> _Material provided_:

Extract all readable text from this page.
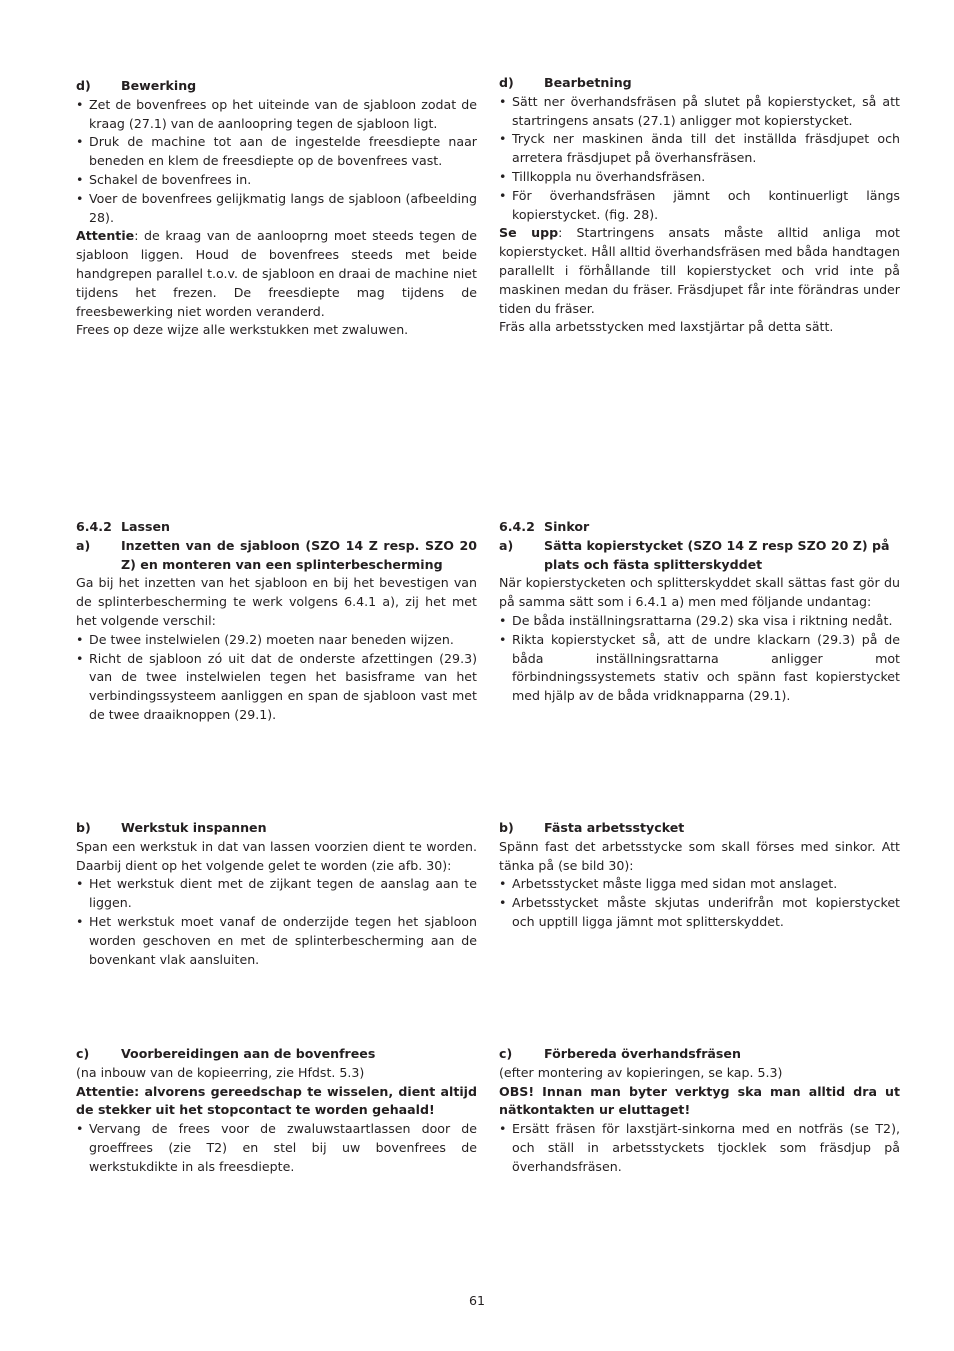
d)	Bewerking
• Zet de bovenfrees op het uiteinde van de sjabloon zodat de kraag (27.1) van de aanloopring tegen de sjabloon ligt.
• Druk de machine tot aan de ingestelde freesdiepte naar beneden en klem de freesdiepte op de bovenfrees vast.
• Schakel de bovenfrees in.
• Voer de bovenfrees gelijkmatig langs de sjabloon (afbeelding 28).
Attentie: de kraag van de aanlooprng moet steeds tegen de sjabloon liggen. Houd de bovenfrees steeds met beide handgrepen parallel t.o.v. de sjabloon en draai de machine niet tijdens het frezen. De freesdiepte mag tijdens de freesbewerking niet worden veranderd.
Frees op deze wijze alle werkstukken met zwaluwen.
6.4.2 Lassen
a)	Inzetten van de sjabloon (SZO 14 Z resp. SZO 20 Z) en monteren van een splinterbescherming
Ga bij het inzetten van het sjabloon en bij het bevestigen van de splinterbescherming te werk volgens 6.4.1 a), zij het met het volgende verschil:
• De twee instelwielen (29.2) moeten naar beneden wijzen.
• Richt de sjabloon zó uit dat de onderste afzettingen (29.3) van de twee instelwielen tegen het basisframe van het verbindingssysteem aanliggen en span de sjabloon vast met de twee draaiknoppen (29.1).
b)	Werkstuk inspannen
Span een werkstuk in dat van lassen voorzien dient te worden. Daarbij dient op het volgende gelet te worden (zie afb. 30):
• Het werkstuk dient met de zijkant tegen de aanslag aan te liggen.
• Het werkstuk moet vanaf de onderzijde tegen het sjabloon worden geschoven en met de splinterbescherming aan de bovenkant vlak aansluiten.
c)	Voorbereidingen aan de bovenfrees
(na inbouw van de kopieerring, zie Hfdst. 5.3)
Attentie: alvorens gereedschap te wisselen, dient altijd de stekker uit het stopcontact te worden gehaald!
• Vervang de frees voor de zwaluwstaartlassen door de groeffrees (zie T2) en stel bij uw bovenfrees de werkstukdikte in als freesdiepte.
d)	Bearbetning
• Sätt ner överhandsfräsen på slutet på kopierstycket, så att startringens ansats (27.1) anligger mot kopierstycket.
• Tryck ner maskinen ända till det inställda fräsdjupet och arretera fräsdjupet på överhansfräsen.
• Tillkoppla nu överhandsfräsen.
• För överhandsfräsen jämnt och kontinuerligt längs kopierstycket. (fig. 28).
Se upp: Startringens ansats måste alltid anliga mot kopierstycket. Håll alltid överhandsfräsen med båda handtagen parallellt i förhållande till kopierstycket och vrid inte på maskinen medan du fräser. Fräsdjupet får inte förändras under tiden du fräser.
Fräs alla arbetsstycken med laxstjärtar på detta sätt.
6.4.2 Sinkor
a)	Sätta kopierstycket (SZO 14 Z resp SZO 20 Z) på plats och fästa splitterskyddet
När kopierstycketen och splitterskyddet skall sättas fast gör du på samma sätt som i 6.4.1 a) men med följande undantag:
• De båda inställningsrattarna (29.2) ska visa i riktning nedåt.
• Rikta kopierstycket så, att de undre klackarn (29.3) på de båda inställningsrattarna anligger mot förbindningssystemets stativ och spänn fast kopierstycket med hjälp av de båda vridknapparna (29.1).
b)	Fästa arbetsstycket
Spänn fast det arbetsstycke som skall förses med sinkor. Att tänka på (se bild 30):
• Arbetsstycket måste ligga med sidan mot anslaget.
• Arbetsstycket måste skjutas underifrån mot kopierstycket och upptill ligga jämnt mot splitterskyddet.
c)	Förbereda överhandsfräsen
(efter montering av kopieringen, se kap. 5.3)
OBS! Innan man byter verktyg ska man alltid dra ut nätkontakten ur eluttaget!
• Ersätt fräsen för laxstjärt-sinkorna med en notfräs (se T2), och ställ in arbetsstyckets tjocklek som fräsdjup på överhandsfräsen.
61
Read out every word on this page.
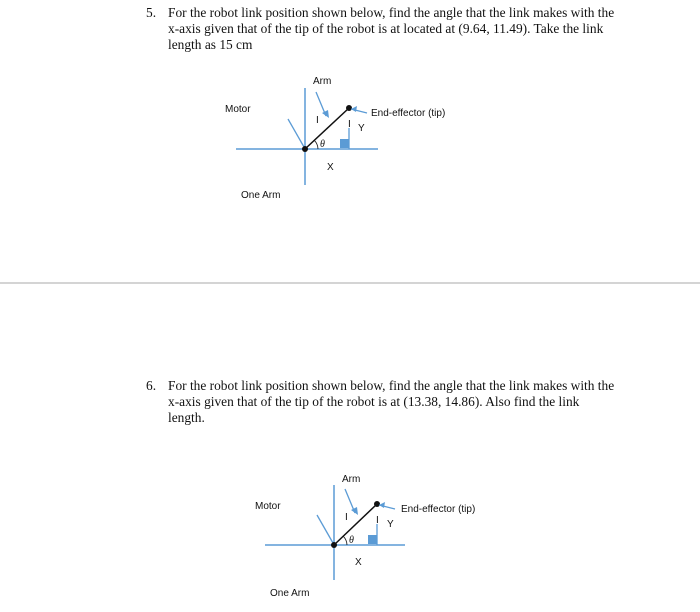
5. For the robot link position shown below, find the angle that the link makes with the x-axis given that of the tip of the robot is at located at (9.64, 11.49). Take the link length as 15 cm
Arm
Motor	End-effector (tip)
Y
X
θ
I	I
One Arm
6. For the robot link position shown below, find the angle that the link makes with the x-axis given that of the tip of the robot is at (13.38, 14.86). Also find the link length.
Arm
Motor	End-effector (tip)
Y
X
θ
I	I
One Arm
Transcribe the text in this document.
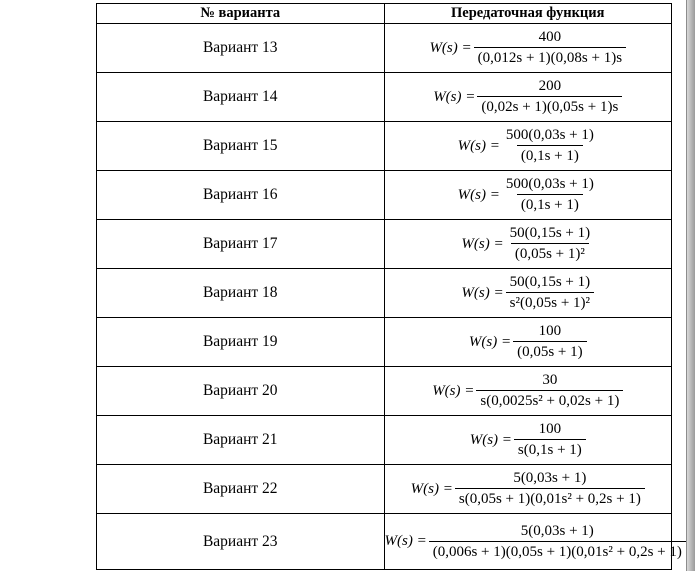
№ варианта	Передаточная функция
Вариант 13	$W(s) = \frac{400}{(0,012s + 1)(0,08s + 1)s}$

Вариант 14	$W(s) = \frac{200}{(0,02s + 1)(0,05s + 1)s}$

Вариант 15	$W(s) = \frac{500(0,03s + 1)}{(0,1s + 1)}$

Вариант 16	$W(s) = \frac{500(0,03s + 1)}{(0,1s + 1)}$

Вариант 17	$W(s) = \frac{50(0,15s + 1)}{\text{(0,05s + 1)²}}$

Вариант 18	$W(s) = \frac{50(0,15s + 1)}{\text{s²(0,05s + 1)²}}$

Вариант 19	$W(s) = \frac{100}{(0,05s + 1)}$

Вариант 20	$W(s) = \frac{30}{\text{s(0,0025s² + 0,02s + 1)}}$

Вариант 21	$W(s) = \frac{100}{s(0,1s + 1)}$

Вариант 22	$W(s) = \frac{5(0,03s + 1)}{\text{s(0,05s + 1)(0,01s² + 0,2s + 1)}}$

Вариант 23	$W(s) = \frac{5(0,03s + 1)}{\text{(0,006s + 1)(0,05s + 1)(0,01s² + 0,2s + 1)}}$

> _Required task_:
Reproduce each line word for word and drop the pictures.

> _Finished answer_:
Extract all readable text from this page.
d)	Bewerking
• Zet de bovenfrees op het uiteinde van de sjabloon zodat de kraag (27.1) van de aanloopring tegen de sjabloon ligt.
• Druk de machine tot aan de ingestelde freesdiepte naar beneden en klem de freesdiepte op de bovenfrees vast.
• Schakel de bovenfrees in.
• Voer de bovenfrees gelijkmatig langs de sjabloon (afbeelding 28).
Attentie: de kraag van de aanlooprng moet steeds tegen de sjabloon liggen. Houd de bovenfrees steeds met beide handgrepen parallel t.o.v. de sjabloon en draai de machine niet tijdens het frezen. De freesdiepte mag tijdens de freesbewerking niet worden veranderd.
Frees op deze wijze alle werkstukken met zwaluwen.
6.4.2 Lassen
a)	Inzetten van de sjabloon (SZO 14 Z resp. SZO 20 Z) en monteren van een splinterbescherming
Ga bij het inzetten van het sjabloon en bij het bevestigen van de splinterbescherming te werk volgens 6.4.1 a), zij het met het volgende verschil:
• De twee instelwielen (29.2) moeten naar beneden wijzen.
• Richt de sjabloon zó uit dat de onderste afzettingen (29.3) van de twee instelwielen tegen het basisframe van het verbindingssysteem aanliggen en span de sjabloon vast met de twee draaiknoppen (29.1).
b)	Werkstuk inspannen
Span een werkstuk in dat van lassen voorzien dient te worden. Daarbij dient op het volgende gelet te worden (zie afb. 30):
• Het werkstuk dient met de zijkant tegen de aanslag aan te liggen.
• Het werkstuk moet vanaf de onderzijde tegen het sjabloon worden geschoven en met de splinterbescherming aan de bovenkant vlak aansluiten.
c)	Voorbereidingen aan de bovenfrees
(na inbouw van de kopieerring, zie Hfdst. 5.3)
Attentie: alvorens gereedschap te wisselen, dient altijd de stekker uit het stopcontact te worden gehaald!
• Vervang de frees voor de zwaluwstaartlassen door de groeffrees (zie T2) en stel bij uw bovenfrees de werkstukdikte in als freesdiepte.
d)	Bearbetning
• Sätt ner överhandsfräsen på slutet på kopierstycket, så att startringens ansats (27.1) anligger mot kopierstycket.
• Tryck ner maskinen ända till det inställda fräsdjupet och arretera fräsdjupet på överhansfräsen.
• Tillkoppla nu överhandsfräsen.
• För överhandsfräsen jämnt och kontinuerligt längs kopierstycket. (fig. 28).
Se upp: Startringens ansats måste alltid anliga mot kopierstycket. Håll alltid överhandsfräsen med båda handtagen parallellt i förhållande till kopierstycket och vrid inte på maskinen medan du fräser. Fräsdjupet får inte förändras under tiden du fräser.
Fräs alla arbetsstycken med laxstjärtar på detta sätt.
6.4.2 Sinkor
a)	Sätta kopierstycket (SZO 14 Z resp SZO 20 Z) på plats och fästa splitterskyddet
När kopierstycketen och splitterskyddet skall sättas fast gör du på samma sätt som i 6.4.1 a) men med följande undantag:
• De båda inställningsrattarna (29.2) ska visa i riktning nedåt.
• Rikta kopierstycket så, att de undre klackarn (29.3) på de båda inställningsrattarna anligger mot förbindningssystemets stativ och spänn fast kopierstycket med hjälp av de båda vridknapparna (29.1).
b)	Fästa arbetsstycket
Spänn fast det arbetsstycke som skall förses med sinkor. Att tänka på (se bild 30):
• Arbetsstycket måste ligga med sidan mot anslaget.
• Arbetsstycket måste skjutas underifrån mot kopierstycket och upptill ligga jämnt mot splitterskyddet.
c)	Förbereda överhandsfräsen
(efter montering av kopieringen, se kap. 5.3)
OBS! Innan man byter verktyg ska man alltid dra ut nätkontakten ur eluttaget!
• Ersätt fräsen för laxstjärt-sinkorna med en notfräs (se T2), och ställ in arbetsstyckets tjocklek som fräsdjup på överhandsfräsen.
61
Read out every word on this page.
5. For the robot link position shown below, find the angle that the link makes with the x-axis given that of the tip of the robot is at located at (9.64, 11.49). Take the link length as 15 cm
Arm
Motor	End-effector (tip)
Y
X
θ
I	I
One Arm
6. For the robot link position shown below, find the angle that the link makes with the x-axis given that of the tip of the robot is at (13.38, 14.86). Also find the link length.
Arm
Motor	End-effector (tip)
Y
X
θ
I	I
One Arm
Transcribe the text in this document.
№ варианта	Передаточная функция
Вариант 13	$W(s) = \frac{400}{(0,012s + 1)(0,08s + 1)s}$

Вариант 14	$W(s) = \frac{200}{(0,02s + 1)(0,05s + 1)s}$

Вариант 15	$W(s) = \frac{500(0,03s + 1)}{(0,1s + 1)}$

Вариант 16	$W(s) = \frac{500(0,03s + 1)}{(0,1s + 1)}$

Вариант 17	$W(s) = \frac{50(0,15s + 1)}{\text{(0,05s + 1)²}}$

Вариант 18	$W(s) = \frac{50(0,15s + 1)}{\text{s²(0,05s + 1)²}}$

Вариант 19	$W(s) = \frac{100}{(0,05s + 1)}$

Вариант 20	$W(s) = \frac{30}{\text{s(0,0025s² + 0,02s + 1)}}$

Вариант 21	$W(s) = \frac{100}{s(0,1s + 1)}$

Вариант 22	$W(s) = \frac{5(0,03s + 1)}{\text{s(0,05s + 1)(0,01s² + 0,2s + 1)}}$

Вариант 23	$W(s) = \frac{5(0,03s + 1)}{\text{(0,006s + 1)(0,05s + 1)(0,01s² + 0,2s + 1)}}$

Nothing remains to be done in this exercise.